⟨

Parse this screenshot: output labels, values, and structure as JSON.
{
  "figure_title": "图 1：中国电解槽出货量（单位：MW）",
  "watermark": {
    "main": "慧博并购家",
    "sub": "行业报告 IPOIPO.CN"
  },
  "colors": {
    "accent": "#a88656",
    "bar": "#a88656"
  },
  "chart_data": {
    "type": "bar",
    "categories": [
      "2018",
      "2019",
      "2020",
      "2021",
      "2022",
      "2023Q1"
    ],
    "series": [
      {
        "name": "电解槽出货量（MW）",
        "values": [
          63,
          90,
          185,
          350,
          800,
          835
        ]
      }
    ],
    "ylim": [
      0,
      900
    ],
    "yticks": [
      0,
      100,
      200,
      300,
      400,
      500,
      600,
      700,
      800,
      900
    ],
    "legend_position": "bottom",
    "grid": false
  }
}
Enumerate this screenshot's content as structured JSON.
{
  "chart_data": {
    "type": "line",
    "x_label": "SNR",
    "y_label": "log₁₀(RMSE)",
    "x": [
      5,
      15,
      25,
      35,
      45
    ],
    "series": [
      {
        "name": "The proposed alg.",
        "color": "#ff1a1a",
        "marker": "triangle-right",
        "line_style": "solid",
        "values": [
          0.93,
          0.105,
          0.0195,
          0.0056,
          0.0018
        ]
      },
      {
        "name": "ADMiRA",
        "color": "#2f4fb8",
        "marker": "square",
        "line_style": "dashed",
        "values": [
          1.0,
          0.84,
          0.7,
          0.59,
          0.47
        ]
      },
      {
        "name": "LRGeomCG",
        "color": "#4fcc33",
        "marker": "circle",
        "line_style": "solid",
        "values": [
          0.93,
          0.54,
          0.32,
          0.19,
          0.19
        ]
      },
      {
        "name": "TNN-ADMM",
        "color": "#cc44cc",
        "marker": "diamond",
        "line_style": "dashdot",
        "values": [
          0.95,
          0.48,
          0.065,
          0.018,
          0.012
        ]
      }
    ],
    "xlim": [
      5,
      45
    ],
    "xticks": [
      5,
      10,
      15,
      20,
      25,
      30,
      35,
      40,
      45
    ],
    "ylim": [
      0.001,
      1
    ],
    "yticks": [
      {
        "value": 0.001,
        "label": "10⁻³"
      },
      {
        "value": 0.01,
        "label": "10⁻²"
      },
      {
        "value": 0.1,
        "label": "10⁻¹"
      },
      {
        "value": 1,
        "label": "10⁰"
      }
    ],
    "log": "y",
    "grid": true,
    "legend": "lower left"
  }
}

⟩
⟨

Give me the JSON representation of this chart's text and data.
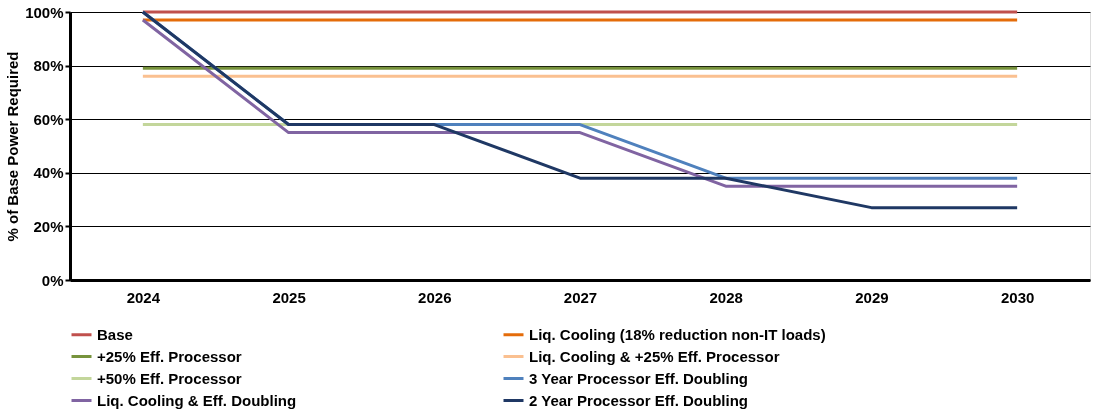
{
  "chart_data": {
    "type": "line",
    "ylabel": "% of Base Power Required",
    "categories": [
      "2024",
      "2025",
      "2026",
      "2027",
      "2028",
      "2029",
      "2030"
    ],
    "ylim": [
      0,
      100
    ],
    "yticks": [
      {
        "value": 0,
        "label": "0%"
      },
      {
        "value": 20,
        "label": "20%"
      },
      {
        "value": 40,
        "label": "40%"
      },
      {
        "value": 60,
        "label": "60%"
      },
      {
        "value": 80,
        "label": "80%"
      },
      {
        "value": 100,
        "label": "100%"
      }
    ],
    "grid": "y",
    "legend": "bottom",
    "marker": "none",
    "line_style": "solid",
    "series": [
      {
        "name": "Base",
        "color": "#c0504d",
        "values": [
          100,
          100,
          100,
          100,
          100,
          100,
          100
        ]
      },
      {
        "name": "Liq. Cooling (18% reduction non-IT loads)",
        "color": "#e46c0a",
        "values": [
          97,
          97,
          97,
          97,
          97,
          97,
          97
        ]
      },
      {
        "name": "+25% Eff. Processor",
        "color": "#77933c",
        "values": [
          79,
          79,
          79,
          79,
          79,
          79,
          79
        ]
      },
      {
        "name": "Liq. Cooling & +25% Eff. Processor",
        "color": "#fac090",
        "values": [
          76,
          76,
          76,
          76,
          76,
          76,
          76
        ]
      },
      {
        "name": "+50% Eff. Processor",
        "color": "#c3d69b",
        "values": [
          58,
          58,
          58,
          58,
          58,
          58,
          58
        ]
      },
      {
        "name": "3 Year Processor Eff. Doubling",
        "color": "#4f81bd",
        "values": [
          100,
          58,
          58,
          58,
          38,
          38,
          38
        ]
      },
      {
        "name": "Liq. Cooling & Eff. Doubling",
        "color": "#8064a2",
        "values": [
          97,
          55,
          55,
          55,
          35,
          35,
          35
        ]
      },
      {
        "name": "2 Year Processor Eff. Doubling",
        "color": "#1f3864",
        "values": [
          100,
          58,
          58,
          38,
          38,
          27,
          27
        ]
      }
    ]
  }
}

⟩

What is needed:
Show each line holding the word "bottom".

Output of the exercise:
    "legend_position": "bottom",
    "legend": "bottom",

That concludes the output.